**TASK TO CARRY OUT:** All lines holding the string "color" are to be shown.

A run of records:

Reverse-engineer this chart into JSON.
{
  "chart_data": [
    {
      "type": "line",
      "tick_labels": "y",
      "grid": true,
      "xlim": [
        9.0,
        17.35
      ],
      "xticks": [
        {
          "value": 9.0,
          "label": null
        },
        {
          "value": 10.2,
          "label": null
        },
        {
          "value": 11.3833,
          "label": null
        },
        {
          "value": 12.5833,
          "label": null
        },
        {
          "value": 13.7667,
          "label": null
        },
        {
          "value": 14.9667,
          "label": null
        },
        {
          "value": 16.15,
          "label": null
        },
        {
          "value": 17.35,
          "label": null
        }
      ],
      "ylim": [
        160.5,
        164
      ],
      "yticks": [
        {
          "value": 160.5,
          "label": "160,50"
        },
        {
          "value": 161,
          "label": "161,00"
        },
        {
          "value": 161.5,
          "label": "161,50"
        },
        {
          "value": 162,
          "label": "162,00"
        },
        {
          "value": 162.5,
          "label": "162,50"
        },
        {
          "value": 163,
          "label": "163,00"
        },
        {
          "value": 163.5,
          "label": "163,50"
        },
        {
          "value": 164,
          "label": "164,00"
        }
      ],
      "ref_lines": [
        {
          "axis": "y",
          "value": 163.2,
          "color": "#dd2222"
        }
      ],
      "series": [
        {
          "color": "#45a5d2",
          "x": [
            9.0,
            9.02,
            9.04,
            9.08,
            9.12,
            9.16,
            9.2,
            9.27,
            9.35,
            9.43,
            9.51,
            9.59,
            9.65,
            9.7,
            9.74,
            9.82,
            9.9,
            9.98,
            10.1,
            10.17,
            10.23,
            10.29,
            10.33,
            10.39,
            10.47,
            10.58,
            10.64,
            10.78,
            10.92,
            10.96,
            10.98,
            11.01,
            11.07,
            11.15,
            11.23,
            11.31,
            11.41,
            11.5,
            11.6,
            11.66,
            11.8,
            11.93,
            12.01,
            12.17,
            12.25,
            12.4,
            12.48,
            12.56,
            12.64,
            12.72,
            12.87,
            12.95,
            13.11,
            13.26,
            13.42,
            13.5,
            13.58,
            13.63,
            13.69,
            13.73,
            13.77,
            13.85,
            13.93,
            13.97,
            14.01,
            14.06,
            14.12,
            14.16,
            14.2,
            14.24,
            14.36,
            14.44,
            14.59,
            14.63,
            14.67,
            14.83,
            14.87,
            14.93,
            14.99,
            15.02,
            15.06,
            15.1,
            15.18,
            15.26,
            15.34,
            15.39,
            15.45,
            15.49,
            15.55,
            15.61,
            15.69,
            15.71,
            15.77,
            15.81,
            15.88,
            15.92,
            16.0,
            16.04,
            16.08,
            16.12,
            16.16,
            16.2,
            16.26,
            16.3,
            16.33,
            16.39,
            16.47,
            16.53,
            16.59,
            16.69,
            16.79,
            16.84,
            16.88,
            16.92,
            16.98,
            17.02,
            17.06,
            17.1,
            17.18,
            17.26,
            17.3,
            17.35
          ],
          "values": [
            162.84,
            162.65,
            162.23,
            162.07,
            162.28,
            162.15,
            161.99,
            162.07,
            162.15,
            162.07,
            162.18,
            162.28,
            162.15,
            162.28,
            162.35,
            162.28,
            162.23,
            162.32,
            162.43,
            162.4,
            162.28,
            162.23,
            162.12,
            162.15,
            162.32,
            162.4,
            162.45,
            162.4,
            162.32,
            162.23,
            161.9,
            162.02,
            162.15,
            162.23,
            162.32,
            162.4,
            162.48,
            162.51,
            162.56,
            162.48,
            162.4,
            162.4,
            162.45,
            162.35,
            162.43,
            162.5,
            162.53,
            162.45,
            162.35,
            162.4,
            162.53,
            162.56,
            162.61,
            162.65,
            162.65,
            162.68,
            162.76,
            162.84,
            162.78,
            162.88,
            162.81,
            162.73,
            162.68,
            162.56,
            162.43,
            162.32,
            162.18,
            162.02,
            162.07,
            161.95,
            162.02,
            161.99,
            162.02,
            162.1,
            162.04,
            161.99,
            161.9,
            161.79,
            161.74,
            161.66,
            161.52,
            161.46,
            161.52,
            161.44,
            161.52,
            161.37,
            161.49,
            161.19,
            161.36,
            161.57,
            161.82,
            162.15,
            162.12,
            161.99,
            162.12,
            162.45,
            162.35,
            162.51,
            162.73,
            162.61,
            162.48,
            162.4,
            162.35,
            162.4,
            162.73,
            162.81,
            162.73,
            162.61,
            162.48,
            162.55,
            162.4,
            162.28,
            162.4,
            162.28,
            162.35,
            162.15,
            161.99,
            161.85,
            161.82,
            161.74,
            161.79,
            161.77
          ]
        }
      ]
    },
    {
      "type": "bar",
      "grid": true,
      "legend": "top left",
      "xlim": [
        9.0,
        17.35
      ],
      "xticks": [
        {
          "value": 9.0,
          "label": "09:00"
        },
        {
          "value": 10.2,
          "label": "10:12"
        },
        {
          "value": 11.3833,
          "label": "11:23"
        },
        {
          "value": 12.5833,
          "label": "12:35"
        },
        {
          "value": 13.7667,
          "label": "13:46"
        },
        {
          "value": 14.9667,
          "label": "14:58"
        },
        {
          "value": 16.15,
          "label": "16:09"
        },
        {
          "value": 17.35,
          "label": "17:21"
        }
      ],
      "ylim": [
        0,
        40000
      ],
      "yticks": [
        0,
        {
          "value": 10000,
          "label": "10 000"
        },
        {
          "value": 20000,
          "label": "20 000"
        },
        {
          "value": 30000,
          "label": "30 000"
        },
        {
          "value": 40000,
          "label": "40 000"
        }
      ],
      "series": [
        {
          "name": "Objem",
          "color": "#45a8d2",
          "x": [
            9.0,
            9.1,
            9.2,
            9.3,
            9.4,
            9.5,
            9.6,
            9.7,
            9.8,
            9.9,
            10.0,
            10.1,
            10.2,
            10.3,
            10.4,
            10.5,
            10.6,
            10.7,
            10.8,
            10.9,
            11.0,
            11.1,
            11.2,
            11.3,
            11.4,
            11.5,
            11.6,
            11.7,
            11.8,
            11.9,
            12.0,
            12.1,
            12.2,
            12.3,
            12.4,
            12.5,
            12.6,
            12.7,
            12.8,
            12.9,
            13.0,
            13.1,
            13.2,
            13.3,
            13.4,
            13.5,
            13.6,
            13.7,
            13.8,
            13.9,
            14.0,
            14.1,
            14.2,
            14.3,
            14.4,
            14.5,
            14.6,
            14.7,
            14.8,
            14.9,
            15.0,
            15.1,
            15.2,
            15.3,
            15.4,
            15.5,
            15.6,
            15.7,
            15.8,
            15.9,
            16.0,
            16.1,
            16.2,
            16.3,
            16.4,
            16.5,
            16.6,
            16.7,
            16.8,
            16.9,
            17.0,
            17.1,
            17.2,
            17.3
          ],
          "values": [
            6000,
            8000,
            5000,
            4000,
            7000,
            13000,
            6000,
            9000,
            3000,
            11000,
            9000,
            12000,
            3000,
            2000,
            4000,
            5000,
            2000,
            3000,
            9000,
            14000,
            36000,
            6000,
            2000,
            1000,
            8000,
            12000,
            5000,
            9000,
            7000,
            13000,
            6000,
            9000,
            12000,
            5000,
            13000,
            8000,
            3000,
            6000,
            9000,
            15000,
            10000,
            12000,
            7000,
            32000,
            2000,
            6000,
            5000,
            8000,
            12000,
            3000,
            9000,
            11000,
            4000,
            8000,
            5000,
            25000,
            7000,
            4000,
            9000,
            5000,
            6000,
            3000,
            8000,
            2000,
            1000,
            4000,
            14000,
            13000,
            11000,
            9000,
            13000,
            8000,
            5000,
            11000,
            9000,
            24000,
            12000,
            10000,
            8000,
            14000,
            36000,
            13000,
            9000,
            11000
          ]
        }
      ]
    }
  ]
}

**EXERCISE RESPONSE:**
          "color": "#dd2222"
          "color": "#45a5d2",
          "color": "#45a8d2",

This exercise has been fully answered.